• _EXERCISE OBJECTIVE_:
Extract the text of every entry below exactly; leave images out.

--- Begin ---

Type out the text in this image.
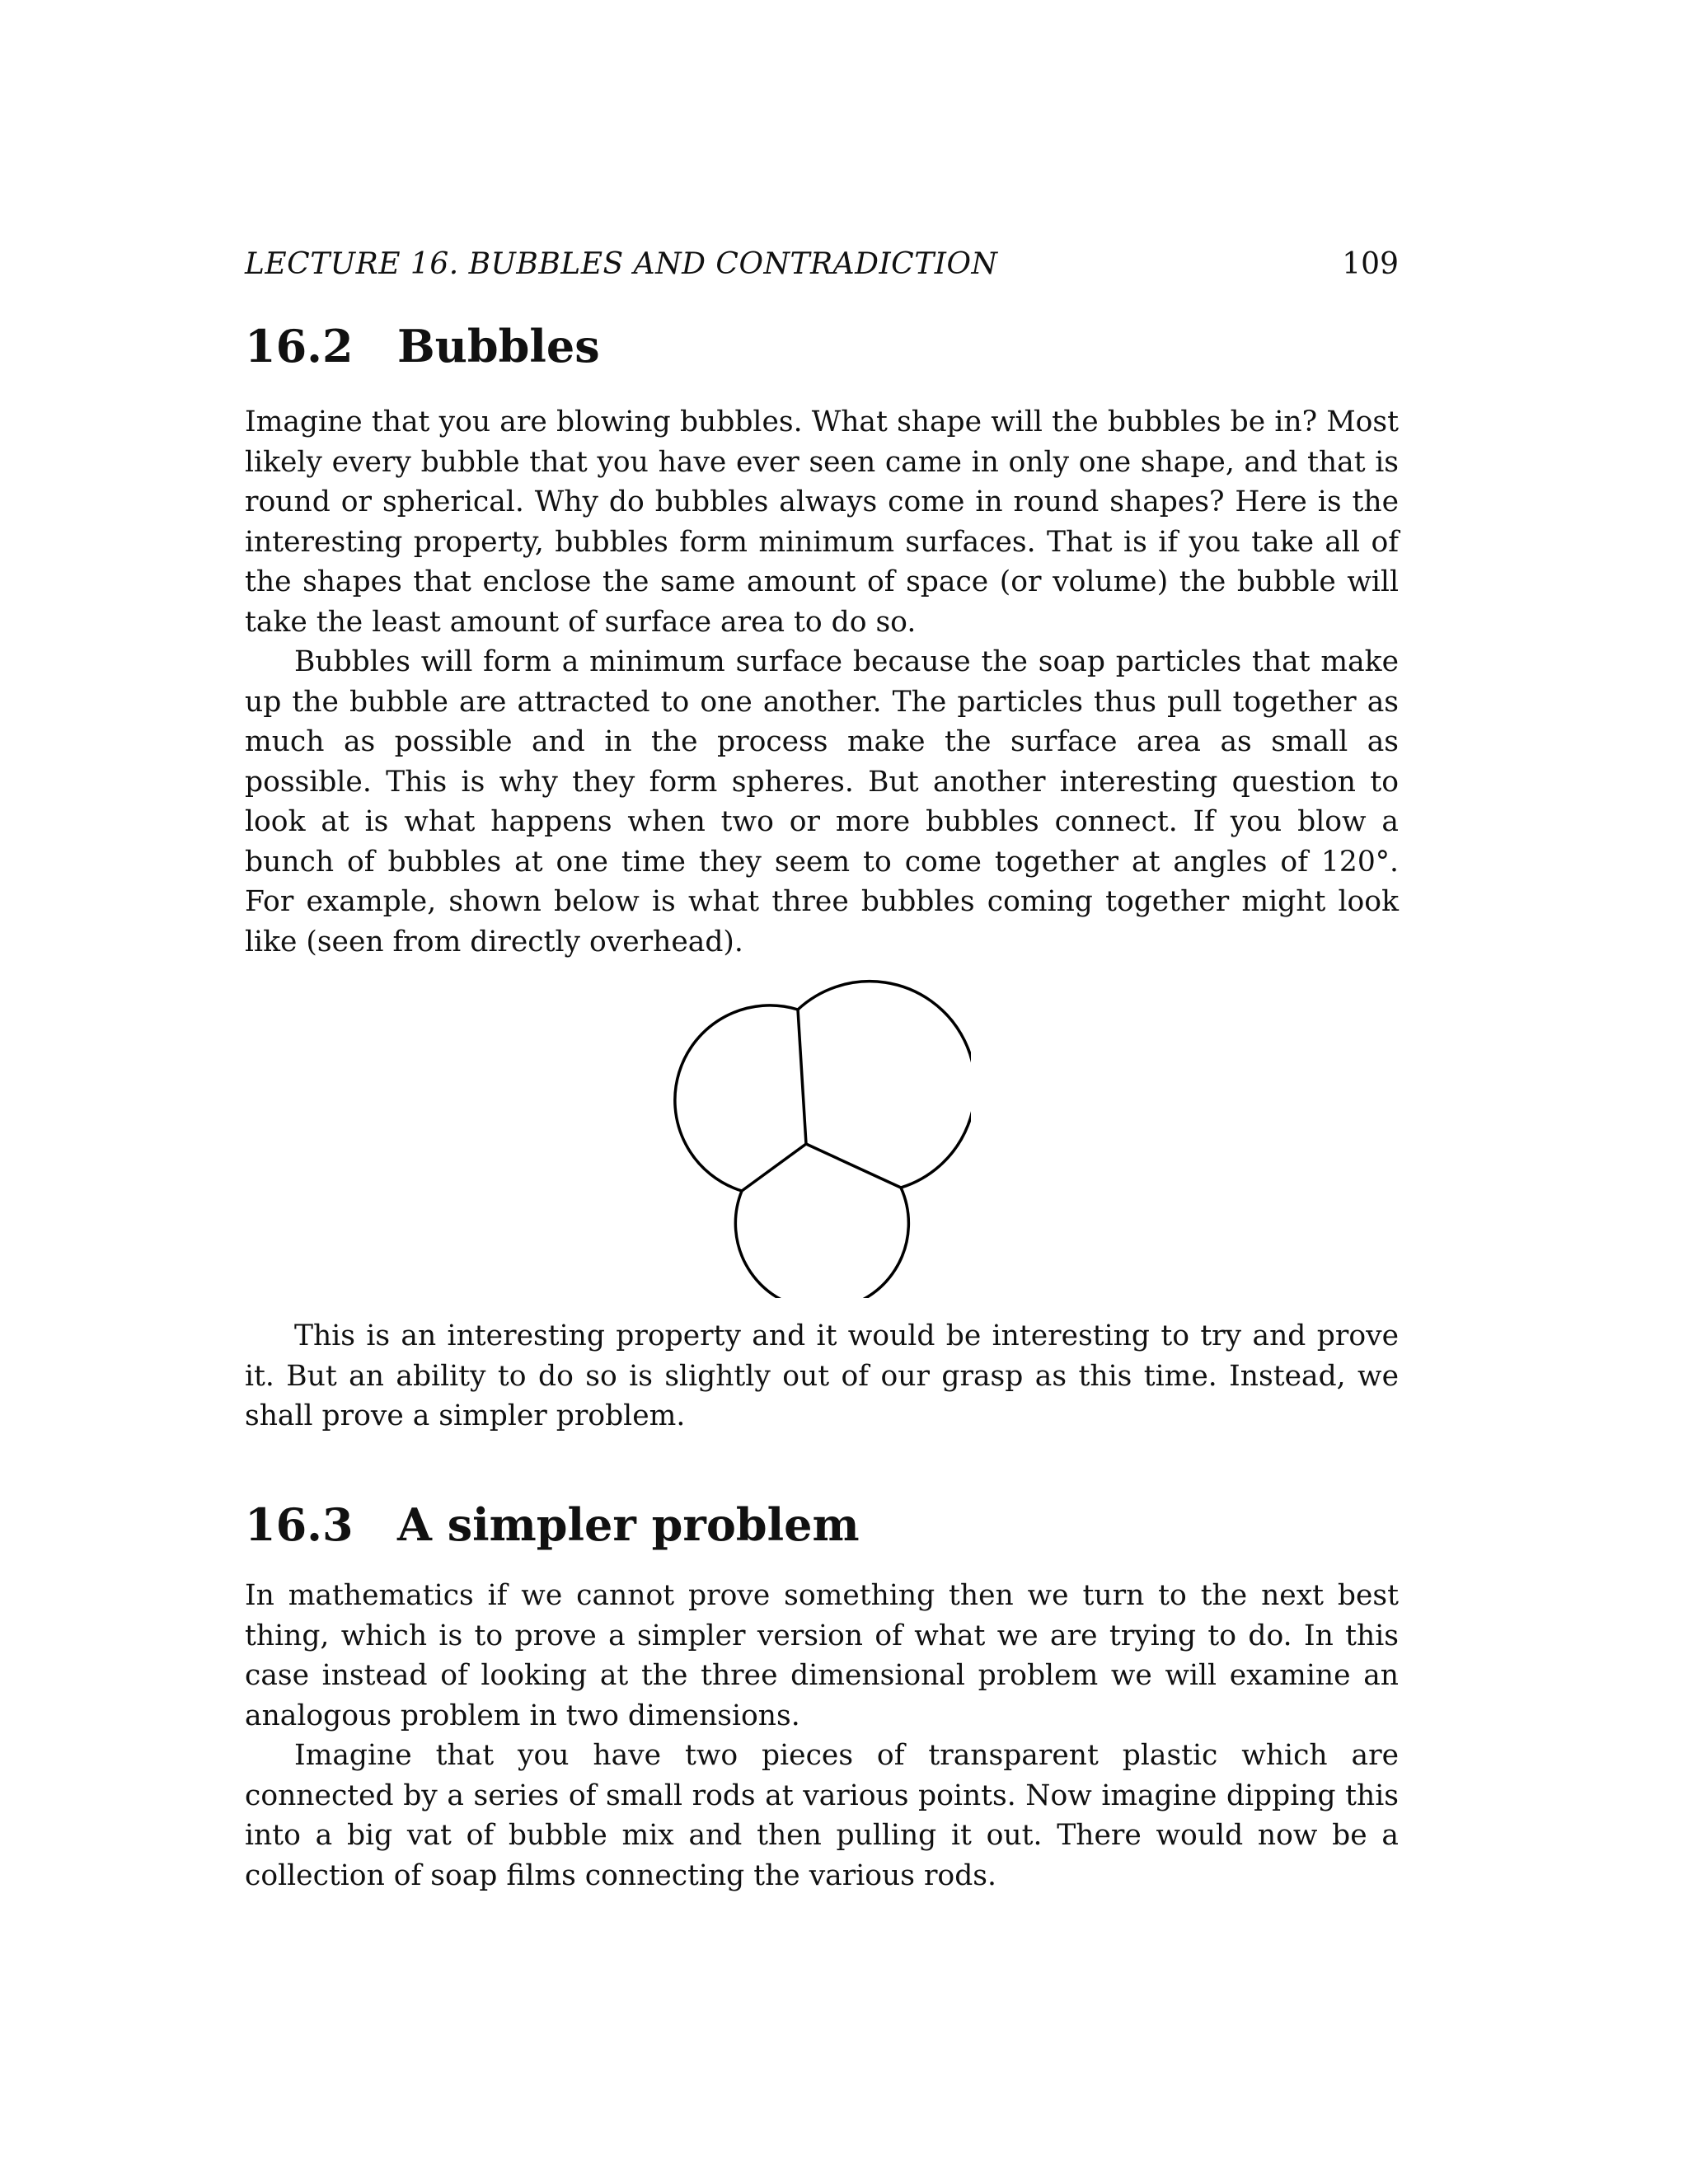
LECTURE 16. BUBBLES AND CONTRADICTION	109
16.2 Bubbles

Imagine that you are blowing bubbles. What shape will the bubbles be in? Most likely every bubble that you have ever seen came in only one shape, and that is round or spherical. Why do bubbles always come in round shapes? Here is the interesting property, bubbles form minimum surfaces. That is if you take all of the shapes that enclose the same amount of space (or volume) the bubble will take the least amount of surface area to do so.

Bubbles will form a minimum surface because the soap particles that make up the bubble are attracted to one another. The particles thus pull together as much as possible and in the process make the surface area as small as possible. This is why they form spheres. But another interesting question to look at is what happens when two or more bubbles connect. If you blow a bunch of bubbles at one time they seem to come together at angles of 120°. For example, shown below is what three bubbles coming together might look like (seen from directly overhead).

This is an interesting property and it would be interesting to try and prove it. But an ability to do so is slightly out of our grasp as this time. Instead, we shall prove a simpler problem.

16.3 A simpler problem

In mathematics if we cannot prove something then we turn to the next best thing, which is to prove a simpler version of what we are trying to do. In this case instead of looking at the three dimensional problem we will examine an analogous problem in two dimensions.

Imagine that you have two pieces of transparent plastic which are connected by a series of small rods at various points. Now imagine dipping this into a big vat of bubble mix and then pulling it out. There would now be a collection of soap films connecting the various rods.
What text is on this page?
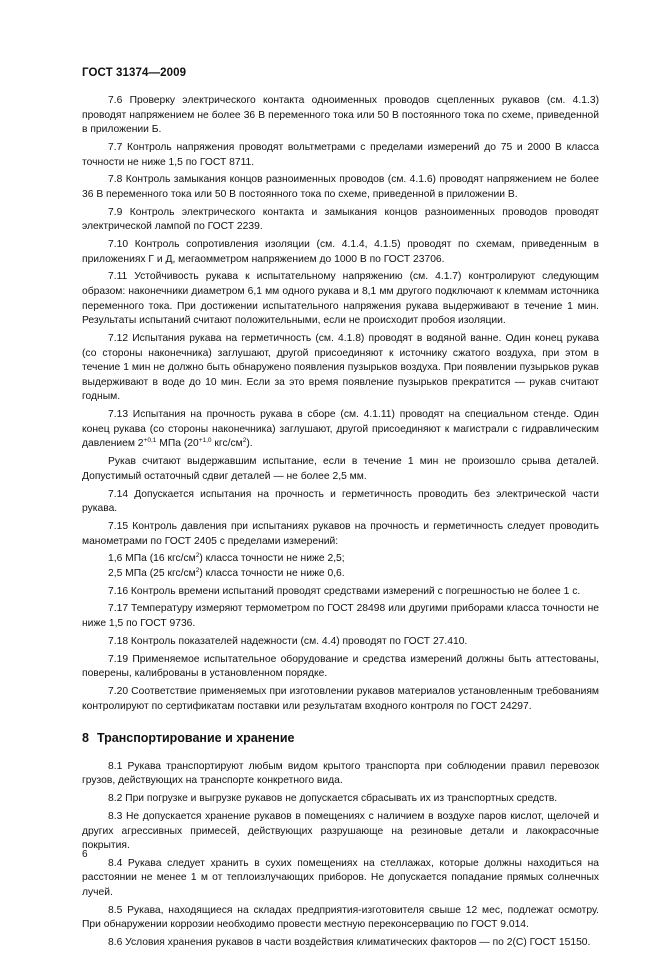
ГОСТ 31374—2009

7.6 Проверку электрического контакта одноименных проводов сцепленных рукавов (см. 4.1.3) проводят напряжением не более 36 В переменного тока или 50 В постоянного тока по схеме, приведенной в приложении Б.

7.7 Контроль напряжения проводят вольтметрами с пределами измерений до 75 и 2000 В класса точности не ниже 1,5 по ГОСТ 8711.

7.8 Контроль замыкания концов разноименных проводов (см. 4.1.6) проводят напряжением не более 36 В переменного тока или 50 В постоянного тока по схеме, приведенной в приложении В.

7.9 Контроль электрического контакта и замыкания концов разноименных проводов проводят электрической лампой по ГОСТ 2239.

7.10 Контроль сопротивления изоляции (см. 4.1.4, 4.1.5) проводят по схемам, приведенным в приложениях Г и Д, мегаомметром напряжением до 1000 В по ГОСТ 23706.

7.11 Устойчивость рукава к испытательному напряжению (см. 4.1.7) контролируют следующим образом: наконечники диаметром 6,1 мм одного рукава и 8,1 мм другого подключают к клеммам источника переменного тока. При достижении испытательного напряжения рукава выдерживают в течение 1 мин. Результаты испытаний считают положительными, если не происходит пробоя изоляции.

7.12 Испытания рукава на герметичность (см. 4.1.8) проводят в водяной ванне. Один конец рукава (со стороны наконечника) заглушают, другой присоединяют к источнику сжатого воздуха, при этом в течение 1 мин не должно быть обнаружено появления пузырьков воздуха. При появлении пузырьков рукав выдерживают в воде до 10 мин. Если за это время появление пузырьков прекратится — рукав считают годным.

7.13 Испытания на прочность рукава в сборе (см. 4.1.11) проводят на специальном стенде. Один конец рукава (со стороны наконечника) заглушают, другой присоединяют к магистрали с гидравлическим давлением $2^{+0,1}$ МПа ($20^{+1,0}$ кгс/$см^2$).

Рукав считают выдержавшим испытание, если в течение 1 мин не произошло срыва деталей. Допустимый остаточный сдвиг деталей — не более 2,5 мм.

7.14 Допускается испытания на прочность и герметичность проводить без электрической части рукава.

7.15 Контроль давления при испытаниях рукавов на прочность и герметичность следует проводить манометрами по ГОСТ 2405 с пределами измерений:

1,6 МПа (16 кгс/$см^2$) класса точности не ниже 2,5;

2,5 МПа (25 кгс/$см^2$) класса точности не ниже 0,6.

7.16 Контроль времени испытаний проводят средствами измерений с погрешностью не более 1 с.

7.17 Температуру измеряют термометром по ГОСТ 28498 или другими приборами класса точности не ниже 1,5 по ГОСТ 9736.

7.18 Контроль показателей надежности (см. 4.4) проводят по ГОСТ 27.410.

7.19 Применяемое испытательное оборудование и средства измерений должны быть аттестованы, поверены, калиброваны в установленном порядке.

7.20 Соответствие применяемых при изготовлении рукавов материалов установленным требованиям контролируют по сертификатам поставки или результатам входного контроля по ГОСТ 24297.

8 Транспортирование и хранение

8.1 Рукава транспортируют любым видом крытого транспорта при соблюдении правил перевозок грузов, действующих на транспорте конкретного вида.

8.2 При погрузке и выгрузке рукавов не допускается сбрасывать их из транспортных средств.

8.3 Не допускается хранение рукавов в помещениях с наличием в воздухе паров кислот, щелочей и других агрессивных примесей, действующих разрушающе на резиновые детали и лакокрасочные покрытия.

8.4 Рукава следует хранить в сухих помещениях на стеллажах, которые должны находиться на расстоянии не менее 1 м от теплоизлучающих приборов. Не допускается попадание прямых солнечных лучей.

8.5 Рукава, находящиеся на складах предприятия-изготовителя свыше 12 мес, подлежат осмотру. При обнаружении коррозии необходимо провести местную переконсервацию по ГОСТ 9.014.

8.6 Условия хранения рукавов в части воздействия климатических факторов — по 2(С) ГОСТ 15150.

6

--- End ---

• _EXERCISE OUTPUT_:
Type out the text in this image.
LECTURE 16. BUBBLES AND CONTRADICTION	109
16.2 Bubbles

Imagine that you are blowing bubbles. What shape will the bubbles be in? Most likely every bubble that you have ever seen came in only one shape, and that is round or spherical. Why do bubbles always come in round shapes? Here is the interesting property, bubbles form minimum surfaces. That is if you take all of the shapes that enclose the same amount of space (or volume) the bubble will take the least amount of surface area to do so.

Bubbles will form a minimum surface because the soap particles that make up the bubble are attracted to one another. The particles thus pull together as much as possible and in the process make the surface area as small as possible. This is why they form spheres. But another interesting question to look at is what happens when two or more bubbles connect. If you blow a bunch of bubbles at one time they seem to come together at angles of 120°. For example, shown below is what three bubbles coming together might look like (seen from directly overhead).

This is an interesting property and it would be interesting to try and prove it. But an ability to do so is slightly out of our grasp as this time. Instead, we shall prove a simpler problem.

16.3 A simpler problem

In mathematics if we cannot prove something then we turn to the next best thing, which is to prove a simpler version of what we are trying to do. In this case instead of looking at the three dimensional problem we will examine an analogous problem in two dimensions.

Imagine that you have two pieces of transparent plastic which are connected by a series of small rods at various points. Now imagine dipping this into a big vat of bubble mix and then pulling it out. There would now be a collection of soap films connecting the various rods.
What text is on this page?
ГОСТ 31374—2009

7.6 Проверку электрического контакта одноименных проводов сцепленных рукавов (см. 4.1.3) проводят напряжением не более 36 В переменного тока или 50 В постоянного тока по схеме, приведенной в приложении Б.

7.7 Контроль напряжения проводят вольтметрами с пределами измерений до 75 и 2000 В класса точности не ниже 1,5 по ГОСТ 8711.

7.8 Контроль замыкания концов разноименных проводов (см. 4.1.6) проводят напряжением не более 36 В переменного тока или 50 В постоянного тока по схеме, приведенной в приложении В.

7.9 Контроль электрического контакта и замыкания концов разноименных проводов проводят электрической лампой по ГОСТ 2239.

7.10 Контроль сопротивления изоляции (см. 4.1.4, 4.1.5) проводят по схемам, приведенным в приложениях Г и Д, мегаомметром напряжением до 1000 В по ГОСТ 23706.

7.11 Устойчивость рукава к испытательному напряжению (см. 4.1.7) контролируют следующим образом: наконечники диаметром 6,1 мм одного рукава и 8,1 мм другого подключают к клеммам источника переменного тока. При достижении испытательного напряжения рукава выдерживают в течение 1 мин. Результаты испытаний считают положительными, если не происходит пробоя изоляции.

7.12 Испытания рукава на герметичность (см. 4.1.8) проводят в водяной ванне. Один конец рукава (со стороны наконечника) заглушают, другой присоединяют к источнику сжатого воздуха, при этом в течение 1 мин не должно быть обнаружено появления пузырьков воздуха. При появлении пузырьков рукав выдерживают в воде до 10 мин. Если за это время появление пузырьков прекратится — рукав считают годным.

7.13 Испытания на прочность рукава в сборе (см. 4.1.11) проводят на специальном стенде. Один конец рукава (со стороны наконечника) заглушают, другой присоединяют к магистрали с гидравлическим давлением $2^{+0,1}$ МПа ($20^{+1,0}$ кгс/$см^2$).

Рукав считают выдержавшим испытание, если в течение 1 мин не произошло срыва деталей. Допустимый остаточный сдвиг деталей — не более 2,5 мм.

7.14 Допускается испытания на прочность и герметичность проводить без электрической части рукава.

7.15 Контроль давления при испытаниях рукавов на прочность и герметичность следует проводить манометрами по ГОСТ 2405 с пределами измерений:

1,6 МПа (16 кгс/$см^2$) класса точности не ниже 2,5;

2,5 МПа (25 кгс/$см^2$) класса точности не ниже 0,6.

7.16 Контроль времени испытаний проводят средствами измерений с погрешностью не более 1 с.

7.17 Температуру измеряют термометром по ГОСТ 28498 или другими приборами класса точности не ниже 1,5 по ГОСТ 9736.

7.18 Контроль показателей надежности (см. 4.4) проводят по ГОСТ 27.410.

7.19 Применяемое испытательное оборудование и средства измерений должны быть аттестованы, поверены, калиброваны в установленном порядке.

7.20 Соответствие применяемых при изготовлении рукавов материалов установленным требованиям контролируют по сертификатам поставки или результатам входного контроля по ГОСТ 24297.

8 Транспортирование и хранение

8.1 Рукава транспортируют любым видом крытого транспорта при соблюдении правил перевозок грузов, действующих на транспорте конкретного вида.

8.2 При погрузке и выгрузке рукавов не допускается сбрасывать их из транспортных средств.

8.3 Не допускается хранение рукавов в помещениях с наличием в воздухе паров кислот, щелочей и других агрессивных примесей, действующих разрушающе на резиновые детали и лакокрасочные покрытия.

8.4 Рукава следует хранить в сухих помещениях на стеллажах, которые должны находиться на расстоянии не менее 1 м от теплоизлучающих приборов. Не допускается попадание прямых солнечных лучей.

8.5 Рукава, находящиеся на складах предприятия-изготовителя свыше 12 мес, подлежат осмотру. При обнаружении коррозии необходимо провести местную переконсервацию по ГОСТ 9.014.

8.6 Условия хранения рукавов в части воздействия климатических факторов — по 2(С) ГОСТ 15150.

6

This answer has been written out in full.